→ INPUT RECORDS

++++++++++

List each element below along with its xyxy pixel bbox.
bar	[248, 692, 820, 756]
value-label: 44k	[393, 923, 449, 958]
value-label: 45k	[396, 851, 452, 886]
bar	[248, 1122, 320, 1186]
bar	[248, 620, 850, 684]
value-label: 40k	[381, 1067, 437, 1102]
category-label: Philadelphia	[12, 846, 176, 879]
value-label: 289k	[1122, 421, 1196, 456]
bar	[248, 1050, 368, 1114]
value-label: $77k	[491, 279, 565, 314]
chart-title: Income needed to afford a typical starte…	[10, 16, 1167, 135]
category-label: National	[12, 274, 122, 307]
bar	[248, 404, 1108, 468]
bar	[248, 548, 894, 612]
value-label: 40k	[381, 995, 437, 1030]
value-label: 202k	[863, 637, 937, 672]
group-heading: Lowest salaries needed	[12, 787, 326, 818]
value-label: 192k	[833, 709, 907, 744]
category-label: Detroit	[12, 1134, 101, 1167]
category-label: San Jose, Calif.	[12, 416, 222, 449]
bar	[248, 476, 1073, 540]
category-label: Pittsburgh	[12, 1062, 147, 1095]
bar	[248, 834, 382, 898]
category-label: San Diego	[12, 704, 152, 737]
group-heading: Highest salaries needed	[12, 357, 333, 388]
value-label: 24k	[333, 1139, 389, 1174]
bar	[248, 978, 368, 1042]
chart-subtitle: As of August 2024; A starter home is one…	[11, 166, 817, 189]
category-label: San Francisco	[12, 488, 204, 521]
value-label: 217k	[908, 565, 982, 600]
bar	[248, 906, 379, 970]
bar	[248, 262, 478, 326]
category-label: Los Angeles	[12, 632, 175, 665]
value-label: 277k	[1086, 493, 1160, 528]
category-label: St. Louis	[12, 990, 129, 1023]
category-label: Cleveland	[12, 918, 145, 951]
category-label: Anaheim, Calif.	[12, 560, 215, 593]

++++++++++

→ PROBLEM TO SOLVE
Retype all of the entries above line for line, changing nothing.

→ EXERCISE SOLUTION
List each element below along with its xyxy pixel bbox.
bar	[248, 692, 820, 756]
value-label: 44k	[393, 923, 449, 958]
value-label: 45k	[396, 851, 452, 886]
bar	[248, 1122, 320, 1186]
bar	[248, 620, 850, 684]
value-label: 40k	[381, 1067, 437, 1102]
category-label: Philadelphia	[12, 846, 176, 879]
value-label: 289k	[1122, 421, 1196, 456]
bar	[248, 1050, 368, 1114]
value-label: $77k	[491, 279, 565, 314]
chart-title: Income needed to afford a typical starte…	[10, 16, 1167, 135]
category-label: National	[12, 274, 122, 307]
bar	[248, 404, 1108, 468]
bar	[248, 548, 894, 612]
value-label: 40k	[381, 995, 437, 1030]
value-label: 202k	[863, 637, 937, 672]
group-heading: Lowest salaries needed	[12, 787, 326, 818]
value-label: 192k	[833, 709, 907, 744]
category-label: Detroit	[12, 1134, 101, 1167]
category-label: San Jose, Calif.	[12, 416, 222, 449]
bar	[248, 476, 1073, 540]
category-label: Pittsburgh	[12, 1062, 147, 1095]
bar	[248, 834, 382, 898]
category-label: San Diego	[12, 704, 152, 737]
group-heading: Highest salaries needed	[12, 357, 333, 388]
value-label: 24k	[333, 1139, 389, 1174]
bar	[248, 978, 368, 1042]
chart-subtitle: As of August 2024; A starter home is one…	[11, 166, 817, 189]
category-label: San Francisco	[12, 488, 204, 521]
value-label: 217k	[908, 565, 982, 600]
bar	[248, 906, 379, 970]
bar	[248, 262, 478, 326]
category-label: Los Angeles	[12, 632, 175, 665]
value-label: 277k	[1086, 493, 1160, 528]
category-label: St. Louis	[12, 990, 129, 1023]
category-label: Cleveland	[12, 918, 145, 951]
category-label: Anaheim, Calif.	[12, 560, 215, 593]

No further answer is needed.